===== The records

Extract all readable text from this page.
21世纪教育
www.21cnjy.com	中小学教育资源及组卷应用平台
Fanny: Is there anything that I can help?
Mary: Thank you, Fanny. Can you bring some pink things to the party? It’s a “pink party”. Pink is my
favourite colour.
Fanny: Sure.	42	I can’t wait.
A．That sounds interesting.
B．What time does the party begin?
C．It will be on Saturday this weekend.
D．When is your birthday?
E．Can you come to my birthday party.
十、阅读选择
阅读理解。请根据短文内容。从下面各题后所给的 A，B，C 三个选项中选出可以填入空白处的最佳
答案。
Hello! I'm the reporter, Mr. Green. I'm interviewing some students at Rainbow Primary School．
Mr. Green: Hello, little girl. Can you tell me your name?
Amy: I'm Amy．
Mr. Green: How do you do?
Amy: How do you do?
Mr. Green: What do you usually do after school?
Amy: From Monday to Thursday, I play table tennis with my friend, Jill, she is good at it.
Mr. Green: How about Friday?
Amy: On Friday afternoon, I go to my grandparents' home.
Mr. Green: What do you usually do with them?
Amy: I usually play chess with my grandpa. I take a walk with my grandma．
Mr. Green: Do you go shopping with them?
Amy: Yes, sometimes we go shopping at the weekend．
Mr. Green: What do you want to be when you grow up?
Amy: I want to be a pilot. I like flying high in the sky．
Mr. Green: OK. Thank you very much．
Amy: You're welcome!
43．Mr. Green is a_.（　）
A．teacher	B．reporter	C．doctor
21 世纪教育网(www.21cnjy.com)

==========

=== Short exercise ===
Restate every line of the data word for word.

=== In response ===
Extract all readable text from this page.
21世纪教育
www.21cnjy.com	中小学教育资源及组卷应用平台
Fanny: Is there anything that I can help?
Mary: Thank you, Fanny. Can you bring some pink things to the party? It’s a “pink party”. Pink is my
favourite colour.
Fanny: Sure.	42	I can’t wait.
A．That sounds interesting.
B．What time does the party begin?
C．It will be on Saturday this weekend.
D．When is your birthday?
E．Can you come to my birthday party.
十、阅读选择
阅读理解。请根据短文内容。从下面各题后所给的 A，B，C 三个选项中选出可以填入空白处的最佳
答案。
Hello! I'm the reporter, Mr. Green. I'm interviewing some students at Rainbow Primary School．
Mr. Green: Hello, little girl. Can you tell me your name?
Amy: I'm Amy．
Mr. Green: How do you do?
Amy: How do you do?
Mr. Green: What do you usually do after school?
Amy: From Monday to Thursday, I play table tennis with my friend, Jill, she is good at it.
Mr. Green: How about Friday?
Amy: On Friday afternoon, I go to my grandparents' home.
Mr. Green: What do you usually do with them?
Amy: I usually play chess with my grandpa. I take a walk with my grandma．
Mr. Green: Do you go shopping with them?
Amy: Yes, sometimes we go shopping at the weekend．
Mr. Green: What do you want to be when you grow up?
Amy: I want to be a pilot. I like flying high in the sky．
Mr. Green: OK. Thank you very much．
Amy: You're welcome!
43．Mr. Green is a_.（　）
A．teacher	B．reporter	C．doctor
21 世纪教育网(www.21cnjy.com)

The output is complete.